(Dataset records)
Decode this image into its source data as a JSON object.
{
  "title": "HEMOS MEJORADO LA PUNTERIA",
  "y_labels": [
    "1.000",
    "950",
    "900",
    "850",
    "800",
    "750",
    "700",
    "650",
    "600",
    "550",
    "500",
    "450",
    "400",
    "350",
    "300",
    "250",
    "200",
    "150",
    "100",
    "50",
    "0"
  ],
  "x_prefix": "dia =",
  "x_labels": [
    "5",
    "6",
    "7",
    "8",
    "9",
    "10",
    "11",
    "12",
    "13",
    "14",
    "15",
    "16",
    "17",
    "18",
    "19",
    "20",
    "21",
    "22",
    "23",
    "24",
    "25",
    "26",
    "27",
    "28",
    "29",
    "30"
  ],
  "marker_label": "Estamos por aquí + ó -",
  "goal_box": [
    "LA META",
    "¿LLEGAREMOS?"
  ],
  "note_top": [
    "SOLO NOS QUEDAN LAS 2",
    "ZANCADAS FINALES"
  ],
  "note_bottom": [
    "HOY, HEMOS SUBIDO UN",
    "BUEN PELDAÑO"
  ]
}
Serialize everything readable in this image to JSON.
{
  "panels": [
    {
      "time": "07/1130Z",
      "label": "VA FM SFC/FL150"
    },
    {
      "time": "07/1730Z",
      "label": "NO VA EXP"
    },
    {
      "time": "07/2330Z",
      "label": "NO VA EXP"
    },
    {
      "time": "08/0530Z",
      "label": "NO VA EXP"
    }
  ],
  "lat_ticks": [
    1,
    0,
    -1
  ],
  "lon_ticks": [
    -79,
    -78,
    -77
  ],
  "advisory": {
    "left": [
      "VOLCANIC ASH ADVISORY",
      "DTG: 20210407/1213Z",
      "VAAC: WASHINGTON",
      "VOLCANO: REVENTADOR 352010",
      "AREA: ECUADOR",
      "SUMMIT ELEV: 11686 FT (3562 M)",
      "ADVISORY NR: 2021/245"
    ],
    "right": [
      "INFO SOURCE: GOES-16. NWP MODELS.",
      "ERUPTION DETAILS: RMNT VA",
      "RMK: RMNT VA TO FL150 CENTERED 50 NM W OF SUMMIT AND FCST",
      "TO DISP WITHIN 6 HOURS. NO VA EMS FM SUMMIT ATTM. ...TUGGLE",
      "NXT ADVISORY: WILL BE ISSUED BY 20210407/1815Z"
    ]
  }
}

OBJECTIVE
Count every line in the data that contains the word "RMNT", then give that count and nothing else.

RESULT FOR THIS EXERCISE
2